Data for this task:
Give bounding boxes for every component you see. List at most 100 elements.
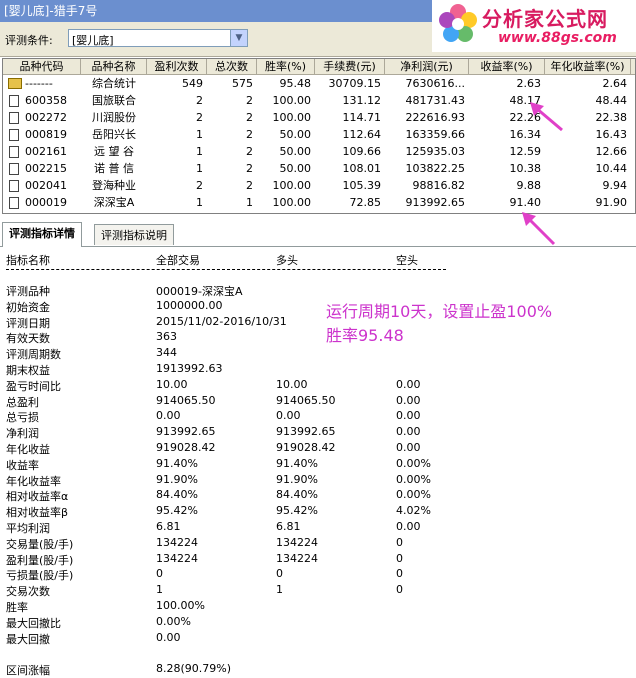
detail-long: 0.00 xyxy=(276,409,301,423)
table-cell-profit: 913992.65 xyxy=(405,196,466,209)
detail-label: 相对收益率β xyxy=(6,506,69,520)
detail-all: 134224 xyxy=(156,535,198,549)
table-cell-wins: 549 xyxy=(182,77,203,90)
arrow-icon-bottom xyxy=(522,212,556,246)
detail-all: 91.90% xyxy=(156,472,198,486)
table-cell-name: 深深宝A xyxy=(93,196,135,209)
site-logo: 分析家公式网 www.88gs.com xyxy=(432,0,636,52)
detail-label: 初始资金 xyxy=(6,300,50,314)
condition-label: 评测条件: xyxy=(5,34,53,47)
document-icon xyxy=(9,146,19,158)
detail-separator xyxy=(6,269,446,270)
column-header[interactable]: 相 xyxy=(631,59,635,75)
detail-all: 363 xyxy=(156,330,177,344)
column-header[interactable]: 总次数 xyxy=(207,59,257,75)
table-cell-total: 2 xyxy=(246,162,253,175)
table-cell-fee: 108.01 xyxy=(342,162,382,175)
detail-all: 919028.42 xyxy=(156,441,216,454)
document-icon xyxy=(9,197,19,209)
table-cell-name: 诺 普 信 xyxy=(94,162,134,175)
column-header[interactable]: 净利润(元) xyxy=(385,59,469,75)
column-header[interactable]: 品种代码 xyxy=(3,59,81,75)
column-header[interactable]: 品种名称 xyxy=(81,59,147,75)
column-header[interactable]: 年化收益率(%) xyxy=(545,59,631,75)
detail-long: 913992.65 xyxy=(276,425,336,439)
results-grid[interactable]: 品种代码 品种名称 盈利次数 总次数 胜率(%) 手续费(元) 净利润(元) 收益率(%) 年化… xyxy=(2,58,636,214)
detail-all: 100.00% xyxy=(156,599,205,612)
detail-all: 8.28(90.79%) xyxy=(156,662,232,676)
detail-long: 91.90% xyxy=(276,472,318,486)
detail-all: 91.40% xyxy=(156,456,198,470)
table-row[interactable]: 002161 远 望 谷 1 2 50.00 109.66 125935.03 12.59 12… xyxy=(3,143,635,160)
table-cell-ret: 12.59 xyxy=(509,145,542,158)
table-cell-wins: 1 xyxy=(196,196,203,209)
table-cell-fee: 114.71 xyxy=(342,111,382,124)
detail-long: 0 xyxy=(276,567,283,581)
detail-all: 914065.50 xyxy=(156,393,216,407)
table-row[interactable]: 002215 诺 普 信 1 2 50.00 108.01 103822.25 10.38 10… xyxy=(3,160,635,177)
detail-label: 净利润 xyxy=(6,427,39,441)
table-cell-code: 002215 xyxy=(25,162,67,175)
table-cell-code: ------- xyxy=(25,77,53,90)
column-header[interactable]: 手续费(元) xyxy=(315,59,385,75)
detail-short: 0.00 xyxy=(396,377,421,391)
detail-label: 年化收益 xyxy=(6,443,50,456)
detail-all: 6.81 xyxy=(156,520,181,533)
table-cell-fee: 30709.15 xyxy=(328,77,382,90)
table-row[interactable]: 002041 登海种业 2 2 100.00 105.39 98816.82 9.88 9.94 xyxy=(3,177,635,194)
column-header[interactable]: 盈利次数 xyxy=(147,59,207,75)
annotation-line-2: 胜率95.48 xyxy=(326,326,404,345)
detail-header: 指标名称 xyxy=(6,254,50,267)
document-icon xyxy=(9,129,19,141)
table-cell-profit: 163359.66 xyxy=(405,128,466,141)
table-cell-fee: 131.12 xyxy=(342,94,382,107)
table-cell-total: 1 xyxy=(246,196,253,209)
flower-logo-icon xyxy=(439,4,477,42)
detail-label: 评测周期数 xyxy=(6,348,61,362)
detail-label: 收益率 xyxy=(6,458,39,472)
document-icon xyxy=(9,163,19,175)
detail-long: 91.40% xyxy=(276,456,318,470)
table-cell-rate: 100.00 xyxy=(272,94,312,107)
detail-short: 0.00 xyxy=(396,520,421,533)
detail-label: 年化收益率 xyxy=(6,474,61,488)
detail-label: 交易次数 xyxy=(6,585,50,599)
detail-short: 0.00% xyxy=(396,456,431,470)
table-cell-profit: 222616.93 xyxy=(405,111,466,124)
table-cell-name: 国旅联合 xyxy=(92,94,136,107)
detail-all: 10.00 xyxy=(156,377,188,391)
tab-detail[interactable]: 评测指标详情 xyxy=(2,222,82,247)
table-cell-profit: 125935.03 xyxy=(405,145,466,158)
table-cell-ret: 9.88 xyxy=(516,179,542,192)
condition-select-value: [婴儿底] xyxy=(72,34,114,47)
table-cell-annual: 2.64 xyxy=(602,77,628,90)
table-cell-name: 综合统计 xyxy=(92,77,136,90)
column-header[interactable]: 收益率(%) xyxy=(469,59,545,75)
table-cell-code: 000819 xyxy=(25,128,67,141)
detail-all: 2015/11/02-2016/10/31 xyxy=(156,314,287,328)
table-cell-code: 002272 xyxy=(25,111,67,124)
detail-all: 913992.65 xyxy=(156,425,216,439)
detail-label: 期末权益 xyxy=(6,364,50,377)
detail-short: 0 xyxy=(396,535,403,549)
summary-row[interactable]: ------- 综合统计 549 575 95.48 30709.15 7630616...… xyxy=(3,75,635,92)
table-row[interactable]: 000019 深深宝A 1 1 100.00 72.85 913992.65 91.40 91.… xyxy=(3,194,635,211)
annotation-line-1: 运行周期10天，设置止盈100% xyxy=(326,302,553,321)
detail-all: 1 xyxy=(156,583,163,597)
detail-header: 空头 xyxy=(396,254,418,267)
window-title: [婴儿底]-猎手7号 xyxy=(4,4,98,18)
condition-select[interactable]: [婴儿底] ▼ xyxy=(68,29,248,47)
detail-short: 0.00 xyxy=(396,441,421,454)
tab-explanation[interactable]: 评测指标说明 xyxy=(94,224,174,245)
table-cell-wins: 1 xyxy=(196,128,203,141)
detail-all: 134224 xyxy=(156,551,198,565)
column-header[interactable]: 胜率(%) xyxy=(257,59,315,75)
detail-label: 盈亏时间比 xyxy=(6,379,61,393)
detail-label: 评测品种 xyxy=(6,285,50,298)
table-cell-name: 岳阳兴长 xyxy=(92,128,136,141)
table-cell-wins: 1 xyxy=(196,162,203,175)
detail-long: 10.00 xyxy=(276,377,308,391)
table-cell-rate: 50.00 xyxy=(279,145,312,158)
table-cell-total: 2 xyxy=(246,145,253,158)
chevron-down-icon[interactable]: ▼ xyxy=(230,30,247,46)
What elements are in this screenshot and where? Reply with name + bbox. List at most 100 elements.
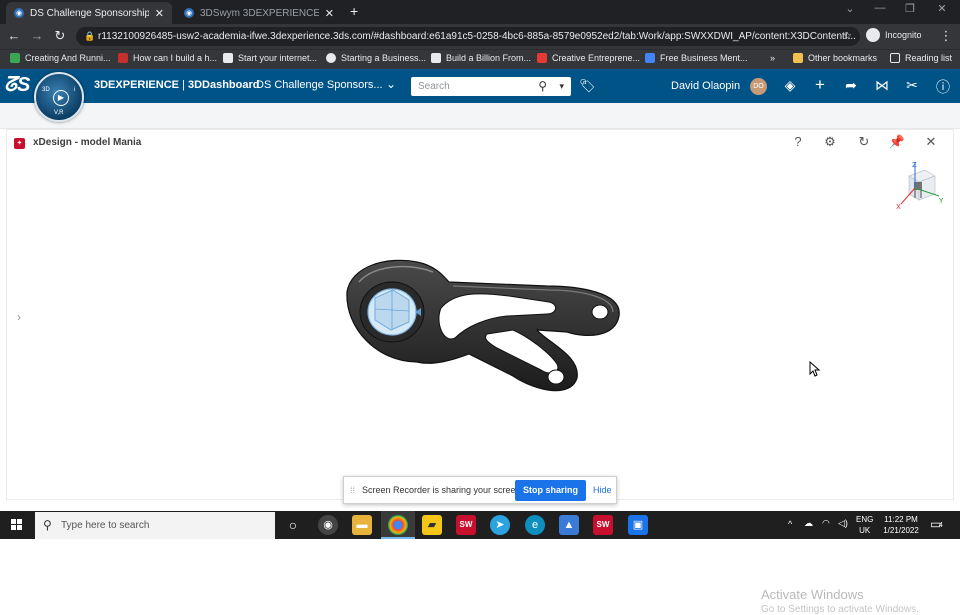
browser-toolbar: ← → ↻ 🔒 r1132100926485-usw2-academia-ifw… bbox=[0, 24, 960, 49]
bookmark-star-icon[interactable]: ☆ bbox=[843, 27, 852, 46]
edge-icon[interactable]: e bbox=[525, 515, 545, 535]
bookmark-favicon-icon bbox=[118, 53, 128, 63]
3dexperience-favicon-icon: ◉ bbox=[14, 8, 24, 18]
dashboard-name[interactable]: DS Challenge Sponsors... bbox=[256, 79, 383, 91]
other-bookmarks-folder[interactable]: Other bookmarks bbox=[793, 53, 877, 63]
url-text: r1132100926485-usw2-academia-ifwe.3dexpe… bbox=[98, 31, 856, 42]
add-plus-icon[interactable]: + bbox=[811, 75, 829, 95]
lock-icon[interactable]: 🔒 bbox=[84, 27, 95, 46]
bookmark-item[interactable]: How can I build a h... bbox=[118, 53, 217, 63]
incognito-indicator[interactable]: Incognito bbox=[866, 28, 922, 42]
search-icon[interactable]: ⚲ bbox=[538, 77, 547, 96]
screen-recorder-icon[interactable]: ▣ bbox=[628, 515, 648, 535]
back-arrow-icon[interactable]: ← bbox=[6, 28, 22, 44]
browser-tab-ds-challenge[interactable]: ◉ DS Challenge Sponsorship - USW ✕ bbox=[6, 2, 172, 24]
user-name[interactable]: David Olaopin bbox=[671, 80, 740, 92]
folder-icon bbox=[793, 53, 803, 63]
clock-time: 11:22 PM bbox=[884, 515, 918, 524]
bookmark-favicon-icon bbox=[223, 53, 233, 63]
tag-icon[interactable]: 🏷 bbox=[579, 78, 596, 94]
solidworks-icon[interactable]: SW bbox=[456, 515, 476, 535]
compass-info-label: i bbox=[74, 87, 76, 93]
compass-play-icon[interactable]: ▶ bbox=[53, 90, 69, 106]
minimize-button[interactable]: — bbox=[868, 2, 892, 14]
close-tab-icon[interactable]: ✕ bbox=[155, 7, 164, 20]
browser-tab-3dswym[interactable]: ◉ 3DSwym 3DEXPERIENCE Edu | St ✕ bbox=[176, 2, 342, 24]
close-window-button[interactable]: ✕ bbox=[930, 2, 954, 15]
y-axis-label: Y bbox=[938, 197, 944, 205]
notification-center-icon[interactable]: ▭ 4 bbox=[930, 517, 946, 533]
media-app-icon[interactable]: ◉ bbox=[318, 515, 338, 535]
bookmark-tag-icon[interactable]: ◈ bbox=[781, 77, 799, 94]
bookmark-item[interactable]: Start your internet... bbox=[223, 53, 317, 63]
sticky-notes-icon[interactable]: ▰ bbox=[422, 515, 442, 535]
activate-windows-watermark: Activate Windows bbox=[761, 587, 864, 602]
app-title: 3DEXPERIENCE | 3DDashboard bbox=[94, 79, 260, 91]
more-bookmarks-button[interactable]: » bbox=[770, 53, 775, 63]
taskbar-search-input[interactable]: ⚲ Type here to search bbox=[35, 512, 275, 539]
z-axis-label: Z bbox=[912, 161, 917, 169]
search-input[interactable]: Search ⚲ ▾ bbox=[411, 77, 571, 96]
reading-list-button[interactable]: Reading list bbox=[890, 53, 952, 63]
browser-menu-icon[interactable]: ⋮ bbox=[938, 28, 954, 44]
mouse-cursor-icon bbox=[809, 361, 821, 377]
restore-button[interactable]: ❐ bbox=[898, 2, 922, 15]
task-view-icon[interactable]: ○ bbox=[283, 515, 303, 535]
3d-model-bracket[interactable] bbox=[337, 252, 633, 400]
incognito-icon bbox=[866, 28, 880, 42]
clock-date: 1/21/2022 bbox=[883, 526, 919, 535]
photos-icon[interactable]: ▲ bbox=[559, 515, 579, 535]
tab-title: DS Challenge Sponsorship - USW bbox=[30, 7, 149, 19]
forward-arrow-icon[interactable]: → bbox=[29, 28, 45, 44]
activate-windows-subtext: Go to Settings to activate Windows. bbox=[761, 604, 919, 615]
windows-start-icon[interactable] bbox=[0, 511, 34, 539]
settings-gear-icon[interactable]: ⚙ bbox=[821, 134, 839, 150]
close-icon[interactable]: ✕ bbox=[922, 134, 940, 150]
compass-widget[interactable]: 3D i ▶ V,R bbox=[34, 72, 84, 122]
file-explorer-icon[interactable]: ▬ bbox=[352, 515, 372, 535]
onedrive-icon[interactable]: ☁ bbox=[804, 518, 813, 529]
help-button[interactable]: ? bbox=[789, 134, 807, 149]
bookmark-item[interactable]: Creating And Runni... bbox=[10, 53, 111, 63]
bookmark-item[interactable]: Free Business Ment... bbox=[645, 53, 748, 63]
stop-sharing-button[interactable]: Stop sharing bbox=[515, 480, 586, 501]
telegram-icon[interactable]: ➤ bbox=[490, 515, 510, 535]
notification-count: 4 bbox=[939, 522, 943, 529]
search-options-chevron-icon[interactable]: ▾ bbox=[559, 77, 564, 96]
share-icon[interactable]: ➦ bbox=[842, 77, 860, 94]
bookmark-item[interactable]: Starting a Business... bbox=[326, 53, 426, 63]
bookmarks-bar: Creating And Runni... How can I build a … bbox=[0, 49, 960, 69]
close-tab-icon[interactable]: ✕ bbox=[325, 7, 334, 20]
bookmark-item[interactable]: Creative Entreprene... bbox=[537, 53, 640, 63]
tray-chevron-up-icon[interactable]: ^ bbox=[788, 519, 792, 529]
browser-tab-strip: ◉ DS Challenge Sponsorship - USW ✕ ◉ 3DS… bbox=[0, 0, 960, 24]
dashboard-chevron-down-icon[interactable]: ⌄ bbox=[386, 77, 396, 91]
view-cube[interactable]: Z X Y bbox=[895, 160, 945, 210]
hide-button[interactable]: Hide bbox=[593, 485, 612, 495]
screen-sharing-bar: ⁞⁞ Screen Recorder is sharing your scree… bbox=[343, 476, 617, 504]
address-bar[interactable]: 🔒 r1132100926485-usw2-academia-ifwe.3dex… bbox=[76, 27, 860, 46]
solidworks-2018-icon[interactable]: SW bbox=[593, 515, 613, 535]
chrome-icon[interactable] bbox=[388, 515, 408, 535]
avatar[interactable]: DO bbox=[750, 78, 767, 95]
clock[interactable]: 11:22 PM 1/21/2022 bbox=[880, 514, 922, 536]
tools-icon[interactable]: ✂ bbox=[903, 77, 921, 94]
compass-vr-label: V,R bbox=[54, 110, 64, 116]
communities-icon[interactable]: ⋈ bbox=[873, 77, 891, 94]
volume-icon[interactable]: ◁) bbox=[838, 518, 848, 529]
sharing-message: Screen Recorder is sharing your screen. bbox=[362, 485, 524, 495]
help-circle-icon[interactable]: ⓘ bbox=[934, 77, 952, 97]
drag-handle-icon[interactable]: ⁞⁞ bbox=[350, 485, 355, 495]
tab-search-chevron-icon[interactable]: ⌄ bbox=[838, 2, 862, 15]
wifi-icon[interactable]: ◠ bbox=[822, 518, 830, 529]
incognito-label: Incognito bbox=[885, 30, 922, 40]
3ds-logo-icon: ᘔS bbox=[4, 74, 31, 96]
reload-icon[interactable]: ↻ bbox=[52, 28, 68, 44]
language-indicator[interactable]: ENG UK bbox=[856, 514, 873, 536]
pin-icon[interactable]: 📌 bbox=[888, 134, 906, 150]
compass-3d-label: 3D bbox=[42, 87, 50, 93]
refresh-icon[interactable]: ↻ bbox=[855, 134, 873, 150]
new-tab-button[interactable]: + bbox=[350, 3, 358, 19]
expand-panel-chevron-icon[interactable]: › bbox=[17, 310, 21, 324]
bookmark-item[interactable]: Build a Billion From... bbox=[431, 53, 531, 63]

Exercise requirements: Write out the entries from the line with "browser-toolbar: ← →" to the line with "lock-icon[interactable]: 🔒 bbox=[84, 27, 95, 46]", including both of those lines, as a numbered list without any blank lines.

The completed task:
1. browser-toolbar: ← → ↻ 🔒 r1132100926485-usw2-academia-ifw… bbox=[0, 24, 960, 49]
2. bookmark-star-icon[interactable]: ☆ bbox=[843, 27, 852, 46]
3. edge-icon[interactable]: e bbox=[525, 515, 545, 535]
4. bookmark-favicon-icon bbox=[118, 53, 128, 63]
5. 3dexperience-favicon-icon: ◉ bbox=[14, 8, 24, 18]
6. dashboard-name[interactable]: DS Challenge Sponsors... bbox=[256, 79, 383, 91]
7. other-bookmarks-folder[interactable]: Other bookmarks bbox=[793, 53, 877, 63]
8. url-text: r1132100926485-usw2-academia-ifwe.3dexpe… bbox=[98, 31, 856, 42]
9. add-plus-icon[interactable]: + bbox=[811, 75, 829, 95]
10. lock-icon[interactable]: 🔒 bbox=[84, 27, 95, 46]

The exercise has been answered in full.